## Task description
Type the records out again in full, exactly.

## Information provided
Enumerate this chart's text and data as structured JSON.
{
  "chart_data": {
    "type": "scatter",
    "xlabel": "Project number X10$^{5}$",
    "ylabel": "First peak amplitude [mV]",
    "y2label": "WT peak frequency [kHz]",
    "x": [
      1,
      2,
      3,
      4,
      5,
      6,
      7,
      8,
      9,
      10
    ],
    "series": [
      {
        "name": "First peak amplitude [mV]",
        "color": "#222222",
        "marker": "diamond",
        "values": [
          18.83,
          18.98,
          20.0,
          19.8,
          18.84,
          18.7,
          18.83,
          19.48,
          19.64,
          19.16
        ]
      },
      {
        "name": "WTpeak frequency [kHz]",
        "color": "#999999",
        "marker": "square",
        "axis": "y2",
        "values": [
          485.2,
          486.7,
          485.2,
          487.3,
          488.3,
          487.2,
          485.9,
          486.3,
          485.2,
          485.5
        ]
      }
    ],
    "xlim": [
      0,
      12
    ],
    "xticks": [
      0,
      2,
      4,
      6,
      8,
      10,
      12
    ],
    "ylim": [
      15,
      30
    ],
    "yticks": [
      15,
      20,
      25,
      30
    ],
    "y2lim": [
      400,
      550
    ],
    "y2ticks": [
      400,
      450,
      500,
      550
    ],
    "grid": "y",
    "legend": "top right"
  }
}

## Reply
Enumerate this chart's text and data as structured JSON.
{
  "chart_data": {
    "type": "scatter",
    "xlabel": "Project number X10$^{5}$",
    "ylabel": "First peak amplitude [mV]",
    "y2label": "WT peak frequency [kHz]",
    "x": [
      1,
      2,
      3,
      4,
      5,
      6,
      7,
      8,
      9,
      10
    ],
    "series": [
      {
        "name": "First peak amplitude [mV]",
        "color": "#222222",
        "marker": "diamond",
        "values": [
          18.83,
          18.98,
          20.0,
          19.8,
          18.84,
          18.7,
          18.83,
          19.48,
          19.64,
          19.16
        ]
      },
      {
        "name": "WTpeak frequency [kHz]",
        "color": "#999999",
        "marker": "square",
        "axis": "y2",
        "values": [
          485.2,
          486.7,
          485.2,
          487.3,
          488.3,
          487.2,
          485.9,
          486.3,
          485.2,
          485.5
        ]
      }
    ],
    "xlim": [
      0,
      12
    ],
    "xticks": [
      0,
      2,
      4,
      6,
      8,
      10,
      12
    ],
    "ylim": [
      15,
      30
    ],
    "yticks": [
      15,
      20,
      25,
      30
    ],
    "y2lim": [
      400,
      550
    ],
    "y2ticks": [
      400,
      450,
      500,
      550
    ],
    "grid": "y",
    "legend": "top right"
  }
}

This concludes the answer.